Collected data
○ ○ ○
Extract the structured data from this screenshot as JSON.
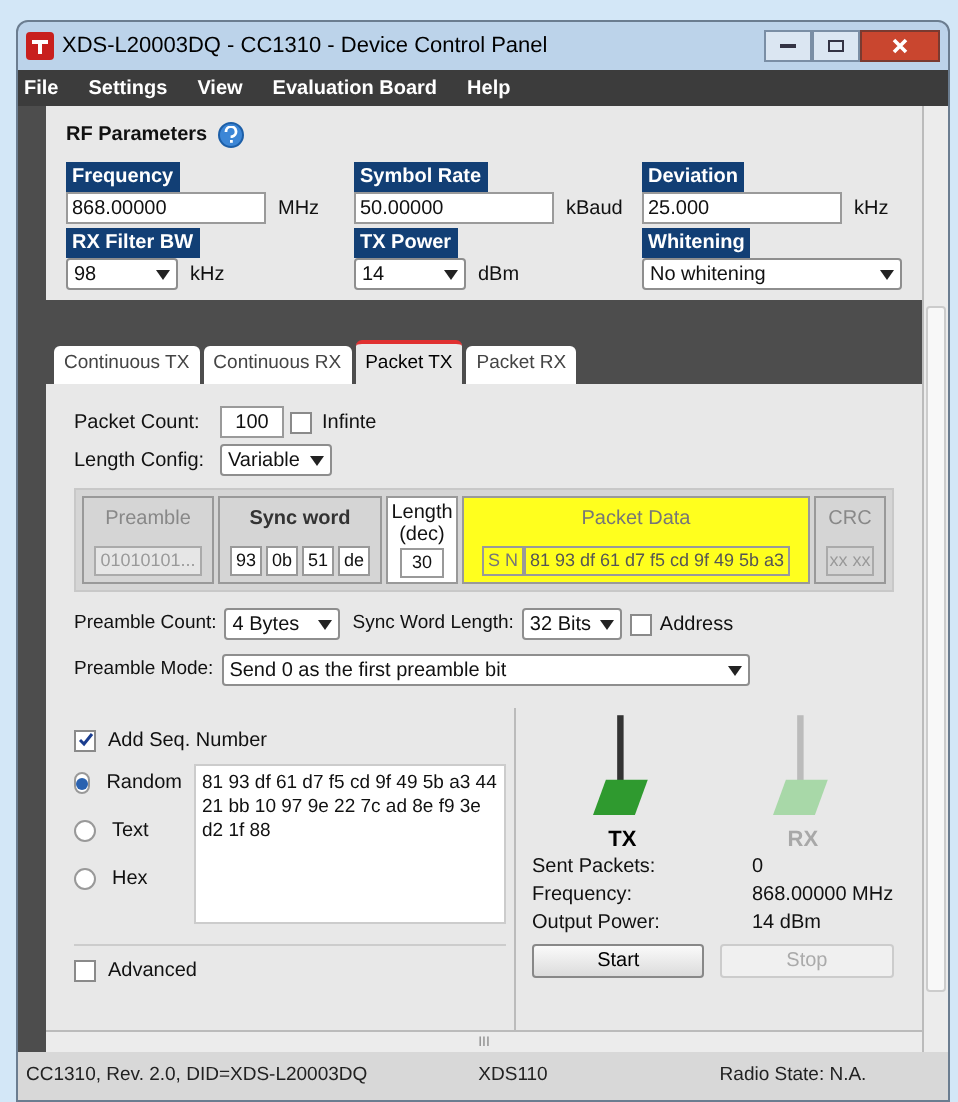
{
  "window": {
    "title": "XDS-L20003DQ - CC1310 - Device Control Panel"
  },
  "menu": [
    "File",
    "Settings",
    "View",
    "Evaluation Board",
    "Help"
  ],
  "rf_parameters": {
    "title": "RF Parameters",
    "fields": [
      {
        "label": "Frequency",
        "kind": "input",
        "value": "868.00000",
        "unit": "MHz"
      },
      {
        "label": "Symbol Rate",
        "kind": "input",
        "value": "50.00000",
        "unit": "kBaud"
      },
      {
        "label": "Deviation",
        "kind": "input",
        "value": "25.000",
        "unit": "kHz"
      },
      {
        "label": "RX Filter BW",
        "kind": "select",
        "value": "98",
        "unit": "kHz"
      },
      {
        "label": "TX Power",
        "kind": "select",
        "value": "14",
        "unit": "dBm"
      },
      {
        "label": "Whitening",
        "kind": "wide-select",
        "value": "No whitening"
      }
    ]
  },
  "tabs": [
    {
      "label": "Continuous TX",
      "selected": false
    },
    {
      "label": "Continuous RX",
      "selected": false
    },
    {
      "label": "Packet TX",
      "selected": true
    },
    {
      "label": "Packet RX",
      "selected": false
    }
  ],
  "packet_count": {
    "label": "Packet Count:",
    "value": "100",
    "infinite": {
      "label": "Infinte",
      "checked": false
    }
  },
  "length_config": {
    "label": "Length Config:",
    "value": "Variable"
  },
  "packet_structure": {
    "preamble": {
      "title": "Preamble",
      "value": "01010101...",
      "disabled": true
    },
    "sync_word": {
      "title": "Sync word",
      "bytes": [
        "93",
        "0b",
        "51",
        "de"
      ]
    },
    "length": {
      "title": "Length (dec)",
      "value": "30"
    },
    "packet_data": {
      "title": "Packet Data",
      "seq": "S N",
      "value": "81 93 df 61 d7 f5 cd 9f 49 5b a3"
    },
    "crc": {
      "title": "CRC",
      "value": "xx xx",
      "disabled": true
    }
  },
  "preamble_count": {
    "label": "Preamble Count:",
    "value": "4 Bytes"
  },
  "sync_word_length": {
    "label": "Sync Word Length:",
    "value": "32 Bits"
  },
  "address": {
    "label": "Address",
    "checked": false
  },
  "preamble_mode": {
    "label": "Preamble Mode:",
    "value": "Send 0 as the first preamble bit"
  },
  "add_seq_number": {
    "label": "Add Seq. Number",
    "checked": true
  },
  "payload_modes": [
    {
      "label": "Random",
      "selected": true
    },
    {
      "label": "Text",
      "selected": false
    },
    {
      "label": "Hex",
      "selected": false
    }
  ],
  "payload": "81 93 df 61 d7 f5 cd 9f 49 5b a3 44 21 bb 10 97 9e 22 7c ad 8e f9 3e d2 1f 88",
  "advanced": {
    "label": "Advanced",
    "checked": false
  },
  "antennas": [
    {
      "label": "TX",
      "active": true
    },
    {
      "label": "RX",
      "active": false
    }
  ],
  "stats": [
    {
      "label": "Sent Packets:",
      "value": "0"
    },
    {
      "label": "Frequency:",
      "value": "868.00000 MHz"
    },
    {
      "label": "Output Power:",
      "value": "14 dBm"
    }
  ],
  "buttons": [
    {
      "label": "Start",
      "disabled": false
    },
    {
      "label": "Stop",
      "disabled": true
    }
  ],
  "scrollbar_grip": "III",
  "status_bar": [
    "CC1310, Rev. 2.0, DID=XDS-L20003DQ",
    "XDS110",
    "Radio State: N.A."
  ]
}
○ ○ ○
Aim of the task:
Locate all lines holding the word "unit", then copy them out.

Exercise response:
        "unit": "MHz"
        "unit": "kBaud"
        "unit": "kHz"
        "unit": "kHz"
        "unit": "dBm"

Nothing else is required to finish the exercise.